How many of the lines that follow contain the word "Вырази"? Give only the number.

--- Begin ---

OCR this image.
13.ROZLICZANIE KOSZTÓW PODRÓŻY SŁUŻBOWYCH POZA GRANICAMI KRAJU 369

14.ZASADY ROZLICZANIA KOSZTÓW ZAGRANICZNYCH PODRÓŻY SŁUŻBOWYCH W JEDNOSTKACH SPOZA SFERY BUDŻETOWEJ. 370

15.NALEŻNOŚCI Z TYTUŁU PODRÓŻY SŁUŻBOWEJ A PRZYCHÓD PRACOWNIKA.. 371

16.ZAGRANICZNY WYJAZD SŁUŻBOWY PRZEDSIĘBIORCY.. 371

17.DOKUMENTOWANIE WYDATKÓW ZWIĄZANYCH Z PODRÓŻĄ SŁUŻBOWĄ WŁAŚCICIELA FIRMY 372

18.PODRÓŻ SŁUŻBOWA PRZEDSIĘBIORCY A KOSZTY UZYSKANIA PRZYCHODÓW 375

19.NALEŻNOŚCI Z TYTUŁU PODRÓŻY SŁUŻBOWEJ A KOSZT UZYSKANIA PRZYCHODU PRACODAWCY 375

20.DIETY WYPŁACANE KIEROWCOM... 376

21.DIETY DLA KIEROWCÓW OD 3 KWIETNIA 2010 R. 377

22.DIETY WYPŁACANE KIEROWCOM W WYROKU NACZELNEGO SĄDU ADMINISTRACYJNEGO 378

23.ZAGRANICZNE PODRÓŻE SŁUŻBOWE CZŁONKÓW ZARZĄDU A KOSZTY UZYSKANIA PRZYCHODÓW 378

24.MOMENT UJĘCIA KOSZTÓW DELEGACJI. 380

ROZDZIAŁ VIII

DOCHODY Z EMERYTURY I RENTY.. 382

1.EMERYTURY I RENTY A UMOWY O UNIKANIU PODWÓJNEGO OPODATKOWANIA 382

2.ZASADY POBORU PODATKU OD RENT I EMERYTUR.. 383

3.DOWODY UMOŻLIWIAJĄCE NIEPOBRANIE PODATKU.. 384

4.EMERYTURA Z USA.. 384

--- End ---
--- Begin ---

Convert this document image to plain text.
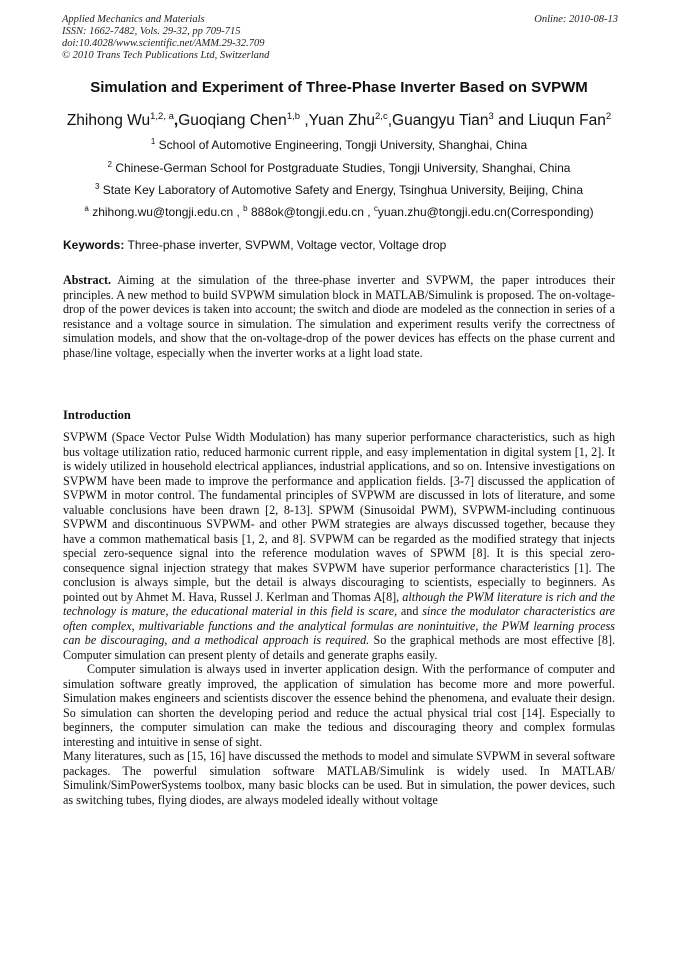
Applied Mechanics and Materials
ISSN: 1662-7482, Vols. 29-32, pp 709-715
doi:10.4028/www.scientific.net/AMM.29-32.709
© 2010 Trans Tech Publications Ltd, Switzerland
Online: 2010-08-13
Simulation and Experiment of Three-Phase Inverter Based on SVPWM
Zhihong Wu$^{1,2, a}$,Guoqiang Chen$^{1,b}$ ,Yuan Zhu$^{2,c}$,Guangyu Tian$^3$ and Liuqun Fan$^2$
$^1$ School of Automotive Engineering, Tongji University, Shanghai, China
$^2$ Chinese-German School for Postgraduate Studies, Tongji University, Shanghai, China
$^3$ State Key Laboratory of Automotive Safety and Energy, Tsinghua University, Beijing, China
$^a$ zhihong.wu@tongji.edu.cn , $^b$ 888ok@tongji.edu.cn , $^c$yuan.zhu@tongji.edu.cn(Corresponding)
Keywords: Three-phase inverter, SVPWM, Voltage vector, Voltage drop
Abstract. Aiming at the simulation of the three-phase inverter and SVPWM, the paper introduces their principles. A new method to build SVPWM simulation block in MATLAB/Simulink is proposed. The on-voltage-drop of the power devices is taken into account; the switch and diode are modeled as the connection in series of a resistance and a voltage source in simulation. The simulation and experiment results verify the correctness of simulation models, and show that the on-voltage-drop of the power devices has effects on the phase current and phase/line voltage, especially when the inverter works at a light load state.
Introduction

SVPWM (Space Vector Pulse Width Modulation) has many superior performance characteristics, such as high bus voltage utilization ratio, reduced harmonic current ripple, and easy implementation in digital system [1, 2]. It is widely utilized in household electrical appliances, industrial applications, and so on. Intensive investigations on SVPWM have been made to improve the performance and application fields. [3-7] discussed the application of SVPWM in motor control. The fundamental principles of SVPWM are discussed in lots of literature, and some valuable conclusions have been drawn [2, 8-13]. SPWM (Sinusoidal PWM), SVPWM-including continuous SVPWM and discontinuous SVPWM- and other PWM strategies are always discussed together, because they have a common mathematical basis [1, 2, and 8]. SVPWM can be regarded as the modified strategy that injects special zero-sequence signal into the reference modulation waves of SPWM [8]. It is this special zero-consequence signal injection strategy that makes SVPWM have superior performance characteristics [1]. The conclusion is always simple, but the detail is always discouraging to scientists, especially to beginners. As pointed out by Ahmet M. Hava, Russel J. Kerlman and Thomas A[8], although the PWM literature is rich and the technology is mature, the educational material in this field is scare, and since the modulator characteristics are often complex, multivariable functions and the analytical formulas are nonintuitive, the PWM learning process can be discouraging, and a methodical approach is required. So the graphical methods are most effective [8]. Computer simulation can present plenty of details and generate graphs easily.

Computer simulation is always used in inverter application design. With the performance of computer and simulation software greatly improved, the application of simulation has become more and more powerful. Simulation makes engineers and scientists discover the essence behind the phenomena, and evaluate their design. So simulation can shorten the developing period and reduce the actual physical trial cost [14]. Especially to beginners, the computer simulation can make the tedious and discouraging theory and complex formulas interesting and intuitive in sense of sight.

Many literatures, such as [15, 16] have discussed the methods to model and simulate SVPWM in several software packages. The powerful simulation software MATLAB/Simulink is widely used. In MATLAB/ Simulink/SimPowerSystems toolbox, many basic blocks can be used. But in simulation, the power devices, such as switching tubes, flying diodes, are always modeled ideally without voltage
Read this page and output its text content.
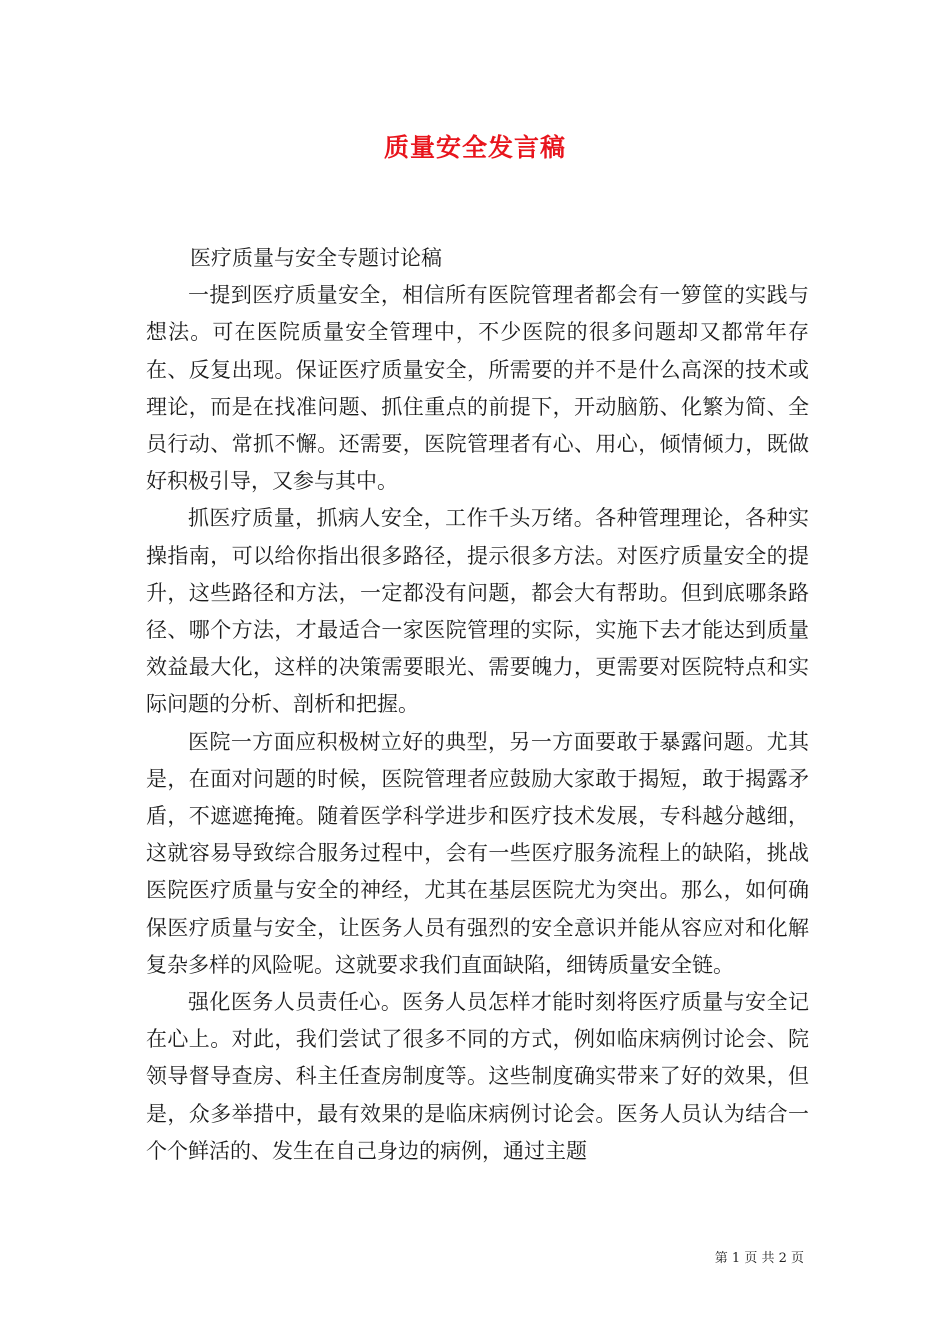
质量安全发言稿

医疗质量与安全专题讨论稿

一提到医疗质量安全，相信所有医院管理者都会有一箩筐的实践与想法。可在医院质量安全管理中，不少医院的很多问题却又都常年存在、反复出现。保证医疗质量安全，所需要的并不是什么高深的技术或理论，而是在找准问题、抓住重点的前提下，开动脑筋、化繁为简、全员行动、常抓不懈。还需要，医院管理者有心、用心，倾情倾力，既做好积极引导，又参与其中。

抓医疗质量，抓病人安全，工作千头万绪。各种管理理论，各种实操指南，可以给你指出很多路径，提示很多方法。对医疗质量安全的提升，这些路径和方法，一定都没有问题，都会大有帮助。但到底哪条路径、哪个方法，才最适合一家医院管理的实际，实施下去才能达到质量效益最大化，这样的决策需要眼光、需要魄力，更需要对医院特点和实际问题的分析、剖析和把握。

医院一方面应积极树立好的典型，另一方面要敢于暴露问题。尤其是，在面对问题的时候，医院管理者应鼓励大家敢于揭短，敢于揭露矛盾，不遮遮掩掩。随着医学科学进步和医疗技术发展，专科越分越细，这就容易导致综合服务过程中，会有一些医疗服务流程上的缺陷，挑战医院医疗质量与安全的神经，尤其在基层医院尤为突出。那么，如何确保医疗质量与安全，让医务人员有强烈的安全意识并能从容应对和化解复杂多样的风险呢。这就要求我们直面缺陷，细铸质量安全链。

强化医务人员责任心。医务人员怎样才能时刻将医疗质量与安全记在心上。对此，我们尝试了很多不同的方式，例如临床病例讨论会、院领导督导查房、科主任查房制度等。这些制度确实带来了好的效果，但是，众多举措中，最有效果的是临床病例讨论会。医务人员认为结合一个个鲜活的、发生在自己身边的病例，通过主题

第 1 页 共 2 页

--- End ---
--- Begin ---

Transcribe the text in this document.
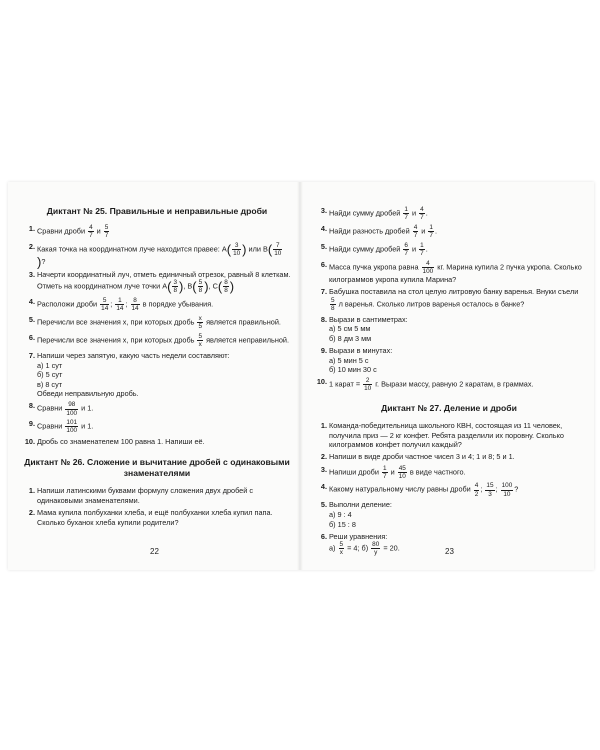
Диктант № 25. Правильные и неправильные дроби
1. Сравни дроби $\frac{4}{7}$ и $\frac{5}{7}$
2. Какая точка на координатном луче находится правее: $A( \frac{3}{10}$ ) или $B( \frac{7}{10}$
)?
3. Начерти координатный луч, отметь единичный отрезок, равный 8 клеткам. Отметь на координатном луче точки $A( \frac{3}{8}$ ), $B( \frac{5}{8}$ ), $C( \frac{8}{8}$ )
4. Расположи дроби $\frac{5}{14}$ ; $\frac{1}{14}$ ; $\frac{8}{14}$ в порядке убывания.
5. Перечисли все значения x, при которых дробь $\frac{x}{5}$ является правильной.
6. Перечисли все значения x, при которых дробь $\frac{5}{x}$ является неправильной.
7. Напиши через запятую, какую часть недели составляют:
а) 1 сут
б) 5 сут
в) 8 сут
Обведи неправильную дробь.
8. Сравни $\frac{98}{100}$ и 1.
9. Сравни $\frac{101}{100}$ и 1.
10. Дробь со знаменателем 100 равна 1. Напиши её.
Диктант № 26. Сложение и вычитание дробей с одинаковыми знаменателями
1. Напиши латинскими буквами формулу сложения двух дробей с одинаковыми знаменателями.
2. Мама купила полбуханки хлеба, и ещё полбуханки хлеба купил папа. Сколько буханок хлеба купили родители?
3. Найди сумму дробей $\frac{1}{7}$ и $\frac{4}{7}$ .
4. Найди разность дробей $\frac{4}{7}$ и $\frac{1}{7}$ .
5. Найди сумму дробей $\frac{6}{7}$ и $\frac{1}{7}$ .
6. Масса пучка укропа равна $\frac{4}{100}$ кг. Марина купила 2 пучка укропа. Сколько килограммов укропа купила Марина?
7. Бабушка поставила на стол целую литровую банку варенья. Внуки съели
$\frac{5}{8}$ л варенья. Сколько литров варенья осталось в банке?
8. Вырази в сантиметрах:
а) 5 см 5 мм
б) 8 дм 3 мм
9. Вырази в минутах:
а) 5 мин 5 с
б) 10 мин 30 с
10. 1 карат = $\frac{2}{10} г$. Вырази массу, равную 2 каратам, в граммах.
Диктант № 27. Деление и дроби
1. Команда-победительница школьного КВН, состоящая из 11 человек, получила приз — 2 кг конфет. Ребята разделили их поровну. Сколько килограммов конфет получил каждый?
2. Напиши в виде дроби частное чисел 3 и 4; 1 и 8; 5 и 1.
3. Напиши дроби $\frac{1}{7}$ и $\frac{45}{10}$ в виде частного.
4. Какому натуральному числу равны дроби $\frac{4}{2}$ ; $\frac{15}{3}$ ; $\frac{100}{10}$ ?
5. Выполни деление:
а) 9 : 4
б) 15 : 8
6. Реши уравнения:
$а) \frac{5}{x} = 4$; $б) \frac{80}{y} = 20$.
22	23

--- End ---

> **IN RESPONSE**
3